* [What you should do]: Copy out the data below as written; omit any images.

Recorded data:
-------------------------
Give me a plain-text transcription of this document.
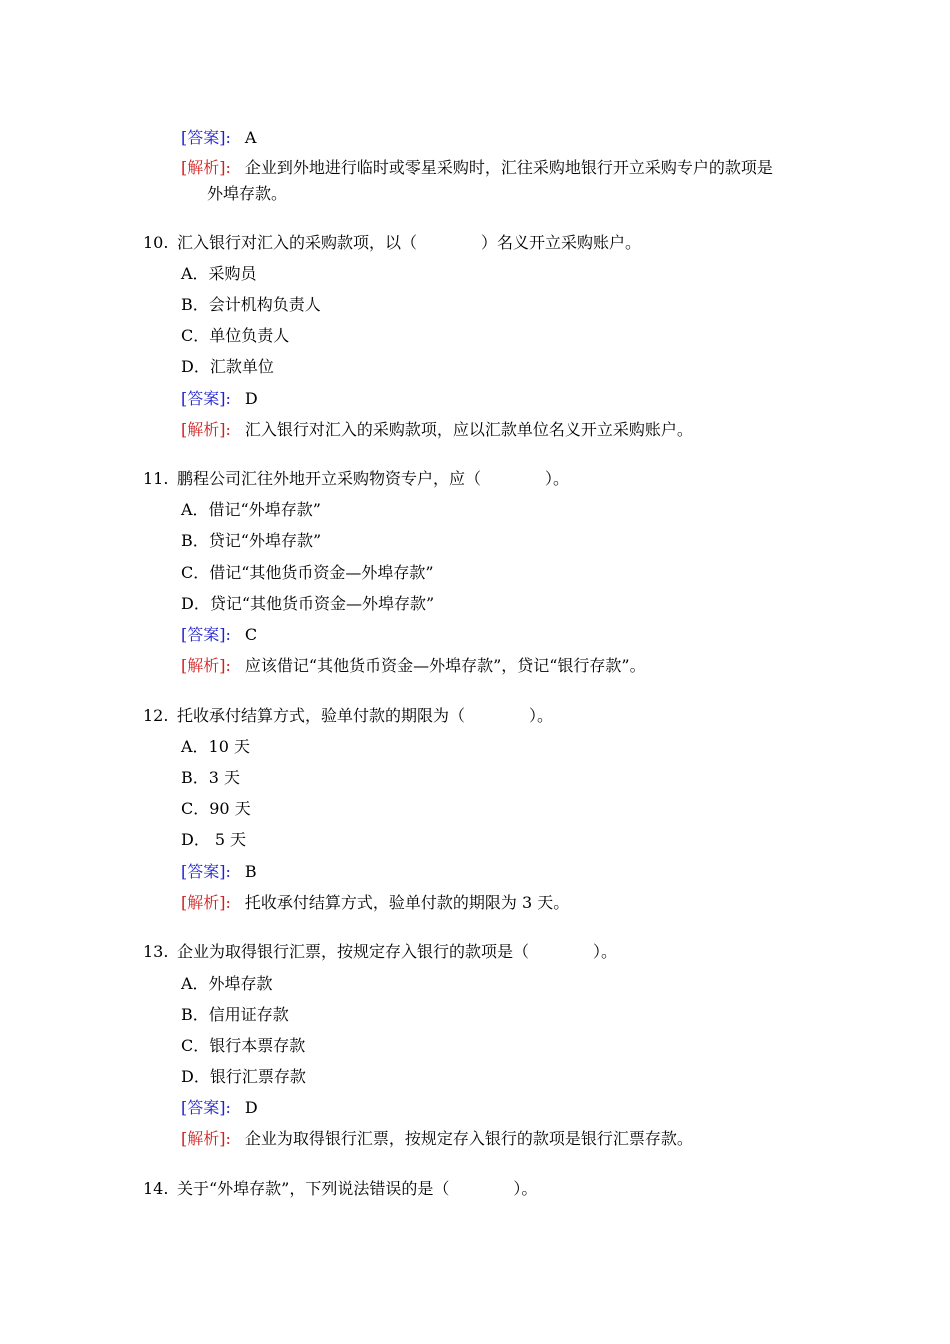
[答案]: A
[解析]: 企业到外地进行临时或零星采购时，汇往采购地银行开立采购专户的款项是
外埠存款。
10. 汇入银行对汇入的采购款项，以（　　　　）名义开立采购账户。
A．采购员
B．会计机构负责人
C．单位负责人
D．汇款单位
[答案]: D
[解析]: 汇入银行对汇入的采购款项，应以汇款单位名义开立采购账户。
11. 鹏程公司汇往外地开立采购物资专户，应（　　　　）。
A．借记“外埠存款”
B．贷记“外埠存款”
C．借记“其他货币资金—外埠存款”
D．贷记“其他货币资金—外埠存款”
[答案]: C
[解析]: 应该借记“其他货币资金—外埠存款”，贷记“银行存款”。
12. 托收承付结算方式，验单付款的期限为（　　　　）。
A．10 天
B．3 天
C．90 天
D． 5 天
[答案]: B
[解析]: 托收承付结算方式，验单付款的期限为 3 天。
13. 企业为取得银行汇票，按规定存入银行的款项是（　　　　）。
A．外埠存款
B．信用证存款
C．银行本票存款
D．银行汇票存款
[答案]: D
[解析]: 企业为取得银行汇票，按规定存入银行的款项是银行汇票存款。
14. 关于“外埠存款”，下列说法错误的是（　　　　）。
-------------------------
* [Response]:
Give me a plain-text transcription of this document.
[答案]: A
[解析]: 企业到外地进行临时或零星采购时，汇往采购地银行开立采购专户的款项是
外埠存款。
10. 汇入银行对汇入的采购款项，以（　　　　）名义开立采购账户。
A．采购员
B．会计机构负责人
C．单位负责人
D．汇款单位
[答案]: D
[解析]: 汇入银行对汇入的采购款项，应以汇款单位名义开立采购账户。
11. 鹏程公司汇往外地开立采购物资专户，应（　　　　）。
A．借记“外埠存款”
B．贷记“外埠存款”
C．借记“其他货币资金—外埠存款”
D．贷记“其他货币资金—外埠存款”
[答案]: C
[解析]: 应该借记“其他货币资金—外埠存款”，贷记“银行存款”。
12. 托收承付结算方式，验单付款的期限为（　　　　）。
A．10 天
B．3 天
C．90 天
D． 5 天
[答案]: B
[解析]: 托收承付结算方式，验单付款的期限为 3 天。
13. 企业为取得银行汇票，按规定存入银行的款项是（　　　　）。
A．外埠存款
B．信用证存款
C．银行本票存款
D．银行汇票存款
[答案]: D
[解析]: 企业为取得银行汇票，按规定存入银行的款项是银行汇票存款。
14. 关于“外埠存款”，下列说法错误的是（　　　　）。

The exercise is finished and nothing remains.